* **DESCRIPTION OF THE TASK**:
Collect each line containing "trimestre".

* **DATASET CONTENT**:
+ + + + + + +
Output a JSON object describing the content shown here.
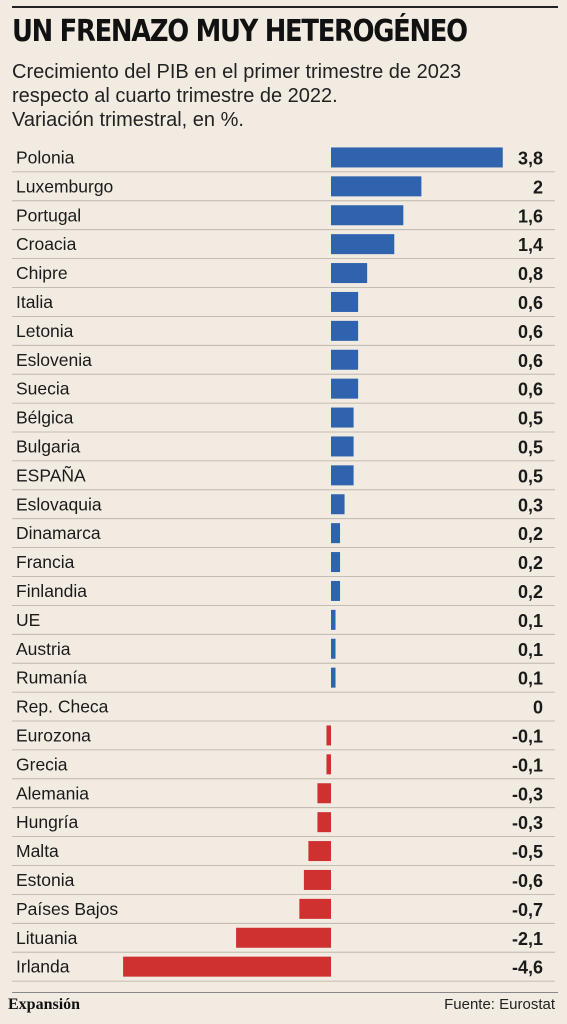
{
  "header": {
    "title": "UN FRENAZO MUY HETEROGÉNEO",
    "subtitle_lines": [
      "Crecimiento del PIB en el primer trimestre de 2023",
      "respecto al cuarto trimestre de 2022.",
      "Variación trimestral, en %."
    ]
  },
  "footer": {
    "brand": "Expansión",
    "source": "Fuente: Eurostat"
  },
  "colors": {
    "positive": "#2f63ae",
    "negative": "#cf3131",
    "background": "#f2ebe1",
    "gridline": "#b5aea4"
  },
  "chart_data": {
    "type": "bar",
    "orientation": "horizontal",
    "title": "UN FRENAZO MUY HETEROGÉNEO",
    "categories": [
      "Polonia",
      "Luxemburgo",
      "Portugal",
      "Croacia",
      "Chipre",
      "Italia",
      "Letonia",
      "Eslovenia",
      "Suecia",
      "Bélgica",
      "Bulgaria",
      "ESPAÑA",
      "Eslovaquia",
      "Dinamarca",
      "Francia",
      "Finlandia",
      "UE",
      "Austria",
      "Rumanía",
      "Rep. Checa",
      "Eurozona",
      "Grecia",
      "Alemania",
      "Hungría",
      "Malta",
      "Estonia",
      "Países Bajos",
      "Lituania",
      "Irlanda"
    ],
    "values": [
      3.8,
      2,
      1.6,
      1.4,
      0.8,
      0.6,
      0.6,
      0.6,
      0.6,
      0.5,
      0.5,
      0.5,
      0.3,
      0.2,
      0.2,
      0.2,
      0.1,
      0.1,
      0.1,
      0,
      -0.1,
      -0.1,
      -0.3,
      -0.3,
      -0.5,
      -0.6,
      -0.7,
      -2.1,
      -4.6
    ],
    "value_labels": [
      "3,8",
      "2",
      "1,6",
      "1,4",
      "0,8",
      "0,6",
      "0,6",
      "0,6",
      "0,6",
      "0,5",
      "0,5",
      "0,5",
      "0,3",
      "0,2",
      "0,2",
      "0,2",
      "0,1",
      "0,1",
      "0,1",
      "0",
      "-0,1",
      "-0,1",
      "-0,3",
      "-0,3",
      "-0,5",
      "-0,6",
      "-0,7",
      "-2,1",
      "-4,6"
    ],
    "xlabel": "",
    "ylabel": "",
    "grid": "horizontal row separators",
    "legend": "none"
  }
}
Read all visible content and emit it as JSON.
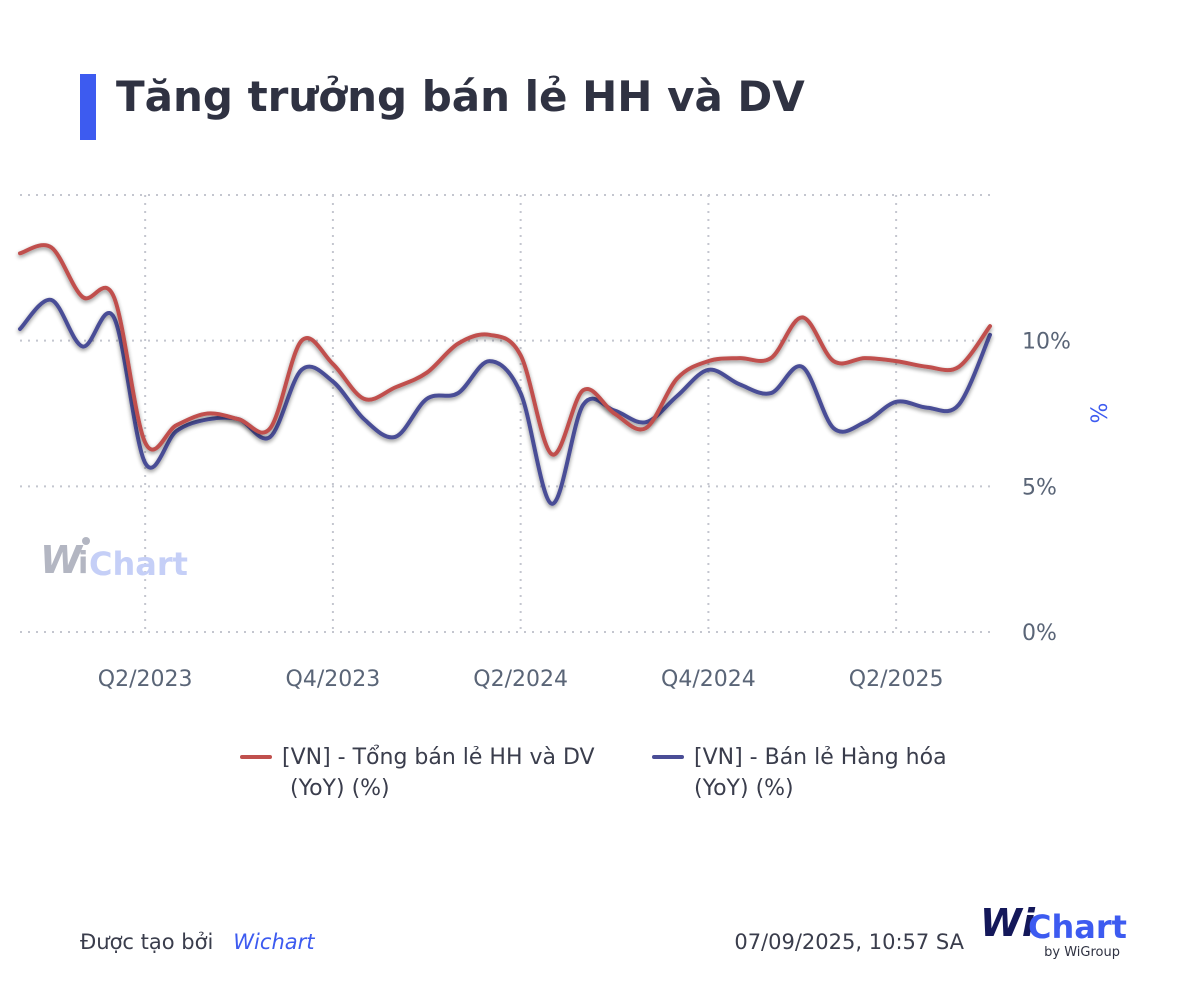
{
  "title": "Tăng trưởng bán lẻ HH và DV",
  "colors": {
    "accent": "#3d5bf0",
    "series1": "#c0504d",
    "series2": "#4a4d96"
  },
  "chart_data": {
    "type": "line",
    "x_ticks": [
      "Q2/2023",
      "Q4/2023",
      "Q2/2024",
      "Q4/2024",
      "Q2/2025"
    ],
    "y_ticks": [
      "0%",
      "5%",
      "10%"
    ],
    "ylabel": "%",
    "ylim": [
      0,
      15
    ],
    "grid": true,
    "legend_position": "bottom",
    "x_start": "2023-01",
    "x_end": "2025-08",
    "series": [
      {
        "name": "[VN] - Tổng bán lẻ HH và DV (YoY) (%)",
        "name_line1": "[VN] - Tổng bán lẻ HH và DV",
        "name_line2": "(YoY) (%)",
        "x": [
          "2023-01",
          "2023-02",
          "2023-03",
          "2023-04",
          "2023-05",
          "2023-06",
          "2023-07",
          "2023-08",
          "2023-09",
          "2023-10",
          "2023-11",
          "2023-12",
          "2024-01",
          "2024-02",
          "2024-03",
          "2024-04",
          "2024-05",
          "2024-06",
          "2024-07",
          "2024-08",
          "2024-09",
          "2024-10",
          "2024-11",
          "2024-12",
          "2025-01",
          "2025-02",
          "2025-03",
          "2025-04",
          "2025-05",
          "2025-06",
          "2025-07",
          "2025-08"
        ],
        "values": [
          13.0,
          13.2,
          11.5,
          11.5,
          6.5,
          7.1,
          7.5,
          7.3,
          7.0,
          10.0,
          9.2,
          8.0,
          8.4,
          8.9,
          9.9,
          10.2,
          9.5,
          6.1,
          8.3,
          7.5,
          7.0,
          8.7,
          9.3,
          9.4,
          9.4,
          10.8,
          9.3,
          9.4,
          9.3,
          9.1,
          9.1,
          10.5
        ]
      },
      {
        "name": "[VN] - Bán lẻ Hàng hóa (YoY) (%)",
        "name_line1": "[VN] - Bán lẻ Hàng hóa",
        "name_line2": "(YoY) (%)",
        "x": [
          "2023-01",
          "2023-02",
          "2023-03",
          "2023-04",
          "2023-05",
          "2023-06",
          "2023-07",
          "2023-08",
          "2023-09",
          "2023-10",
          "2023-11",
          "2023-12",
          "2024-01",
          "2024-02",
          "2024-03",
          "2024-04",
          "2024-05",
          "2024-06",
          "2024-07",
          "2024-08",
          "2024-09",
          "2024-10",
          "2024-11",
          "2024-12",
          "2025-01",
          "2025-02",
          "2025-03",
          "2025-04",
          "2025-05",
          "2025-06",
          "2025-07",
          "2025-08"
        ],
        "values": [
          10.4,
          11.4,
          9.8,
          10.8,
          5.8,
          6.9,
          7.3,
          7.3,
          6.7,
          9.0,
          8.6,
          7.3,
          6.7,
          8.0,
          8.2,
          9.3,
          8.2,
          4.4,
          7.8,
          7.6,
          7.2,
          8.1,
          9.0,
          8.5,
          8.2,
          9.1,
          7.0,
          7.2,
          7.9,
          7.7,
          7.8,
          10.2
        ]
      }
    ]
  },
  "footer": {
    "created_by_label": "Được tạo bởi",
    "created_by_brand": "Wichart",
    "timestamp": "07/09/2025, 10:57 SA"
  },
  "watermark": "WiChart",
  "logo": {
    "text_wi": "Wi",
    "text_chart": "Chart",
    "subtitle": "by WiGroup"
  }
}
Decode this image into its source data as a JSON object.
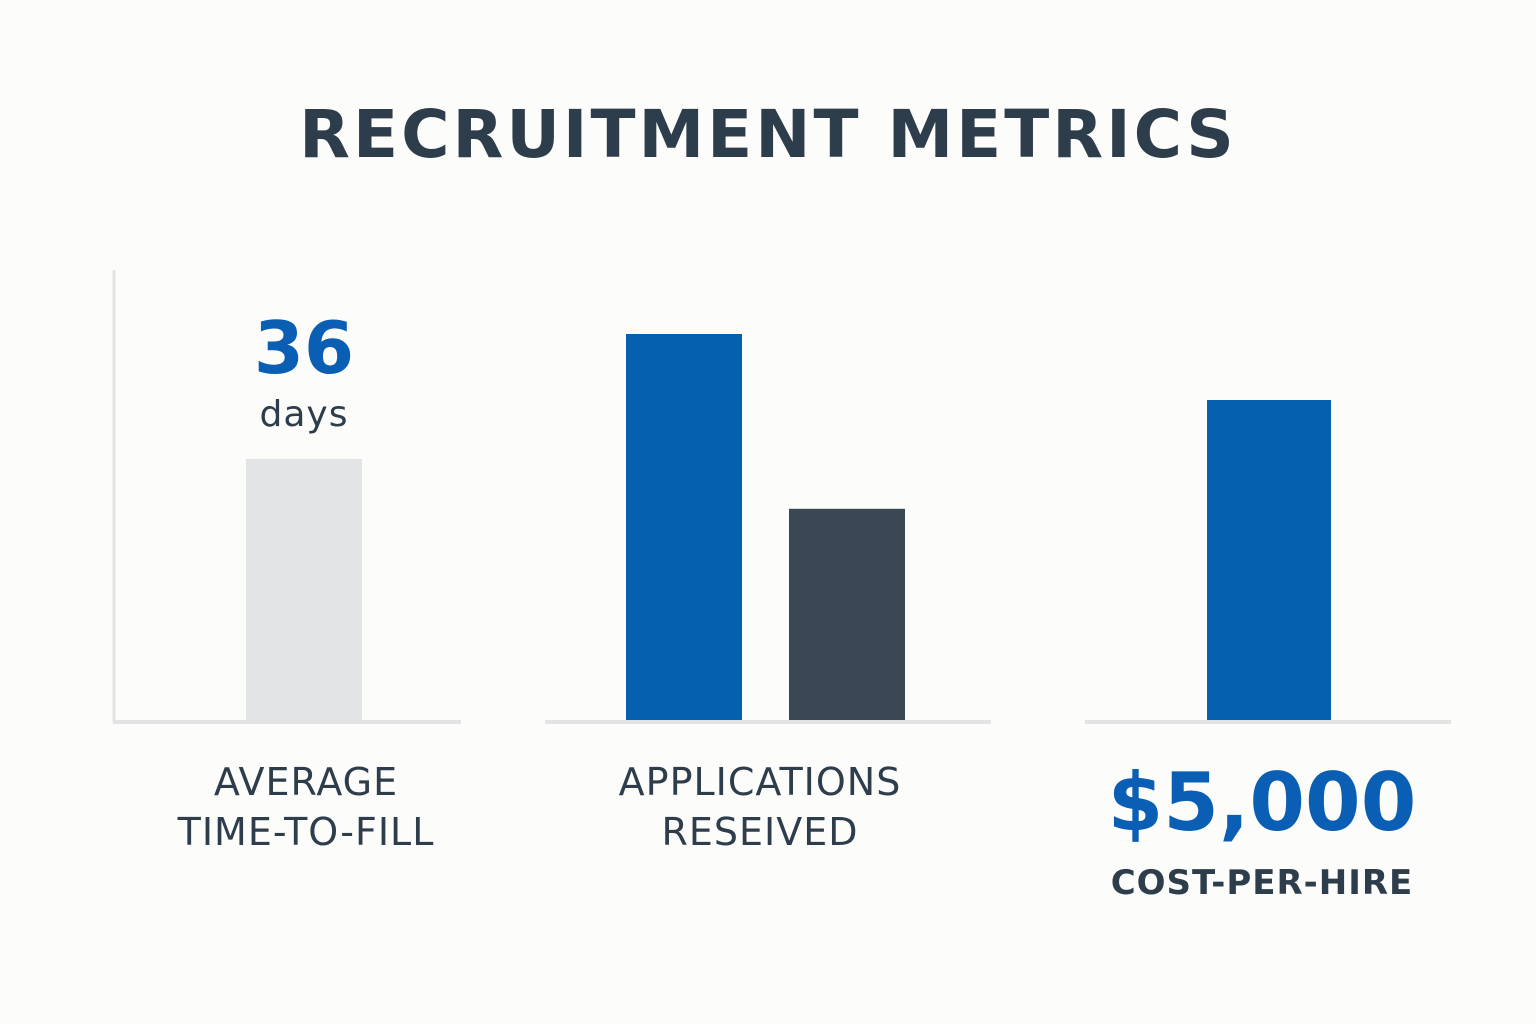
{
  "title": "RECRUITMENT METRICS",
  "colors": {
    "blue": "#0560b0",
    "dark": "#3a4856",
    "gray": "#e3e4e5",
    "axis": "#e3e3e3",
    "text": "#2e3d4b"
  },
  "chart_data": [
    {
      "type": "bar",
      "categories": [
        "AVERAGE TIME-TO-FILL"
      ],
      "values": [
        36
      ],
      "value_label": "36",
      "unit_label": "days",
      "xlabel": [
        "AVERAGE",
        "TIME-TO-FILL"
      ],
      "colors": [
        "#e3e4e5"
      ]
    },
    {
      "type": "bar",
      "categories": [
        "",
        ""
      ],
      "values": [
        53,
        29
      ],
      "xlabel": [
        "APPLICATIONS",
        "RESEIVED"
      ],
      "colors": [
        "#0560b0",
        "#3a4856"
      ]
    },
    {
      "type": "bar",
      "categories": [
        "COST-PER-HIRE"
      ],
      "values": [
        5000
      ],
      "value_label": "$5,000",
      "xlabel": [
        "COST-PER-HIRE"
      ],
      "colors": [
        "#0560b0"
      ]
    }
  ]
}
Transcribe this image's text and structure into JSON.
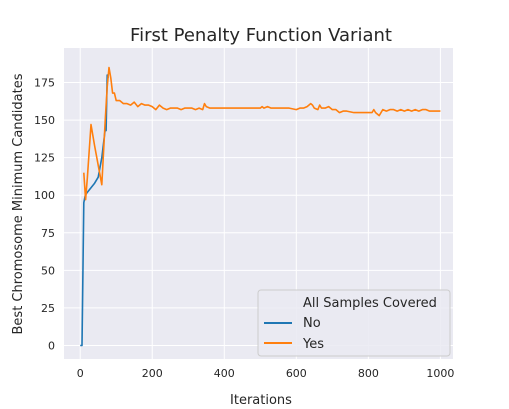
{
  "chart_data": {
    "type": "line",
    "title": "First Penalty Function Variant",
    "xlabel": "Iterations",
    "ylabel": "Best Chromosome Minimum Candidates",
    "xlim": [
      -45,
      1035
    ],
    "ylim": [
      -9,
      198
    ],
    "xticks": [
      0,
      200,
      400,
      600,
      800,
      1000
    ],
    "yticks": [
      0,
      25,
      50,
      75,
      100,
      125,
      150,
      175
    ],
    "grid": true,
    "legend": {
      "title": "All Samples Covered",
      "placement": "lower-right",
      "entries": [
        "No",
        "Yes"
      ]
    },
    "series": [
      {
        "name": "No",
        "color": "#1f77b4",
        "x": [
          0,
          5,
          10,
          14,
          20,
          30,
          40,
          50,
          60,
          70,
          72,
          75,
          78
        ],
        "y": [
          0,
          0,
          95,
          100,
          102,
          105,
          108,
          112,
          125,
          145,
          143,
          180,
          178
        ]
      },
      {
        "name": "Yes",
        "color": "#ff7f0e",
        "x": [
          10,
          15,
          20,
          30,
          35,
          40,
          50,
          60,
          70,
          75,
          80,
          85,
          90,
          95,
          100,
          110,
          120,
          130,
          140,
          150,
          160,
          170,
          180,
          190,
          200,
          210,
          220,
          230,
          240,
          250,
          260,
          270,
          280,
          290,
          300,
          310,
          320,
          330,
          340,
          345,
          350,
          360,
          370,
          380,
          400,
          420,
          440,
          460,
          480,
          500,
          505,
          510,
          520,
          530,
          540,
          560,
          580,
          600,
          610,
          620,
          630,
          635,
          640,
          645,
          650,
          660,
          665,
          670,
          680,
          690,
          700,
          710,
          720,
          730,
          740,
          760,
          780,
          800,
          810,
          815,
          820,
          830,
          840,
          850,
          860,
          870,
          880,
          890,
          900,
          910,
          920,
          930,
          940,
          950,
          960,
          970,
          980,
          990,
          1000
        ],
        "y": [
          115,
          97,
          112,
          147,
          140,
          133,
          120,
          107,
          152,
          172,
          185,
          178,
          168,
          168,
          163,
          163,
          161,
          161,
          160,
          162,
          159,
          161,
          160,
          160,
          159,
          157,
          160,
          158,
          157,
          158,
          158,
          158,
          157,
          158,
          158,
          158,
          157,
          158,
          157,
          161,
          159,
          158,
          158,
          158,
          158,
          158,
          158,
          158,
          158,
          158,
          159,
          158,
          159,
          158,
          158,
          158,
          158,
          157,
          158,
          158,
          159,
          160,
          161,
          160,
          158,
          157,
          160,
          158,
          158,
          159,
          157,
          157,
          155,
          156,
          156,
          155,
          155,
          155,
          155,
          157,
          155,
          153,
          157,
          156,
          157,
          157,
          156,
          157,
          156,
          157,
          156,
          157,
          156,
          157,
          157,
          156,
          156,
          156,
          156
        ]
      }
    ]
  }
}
+ + + + + + +
* **WRITTEN SOLUTION**:
      "Crecimiento del PIB en el primer trimestre de 2023",
      "respecto al cuarto trimestre de 2022.",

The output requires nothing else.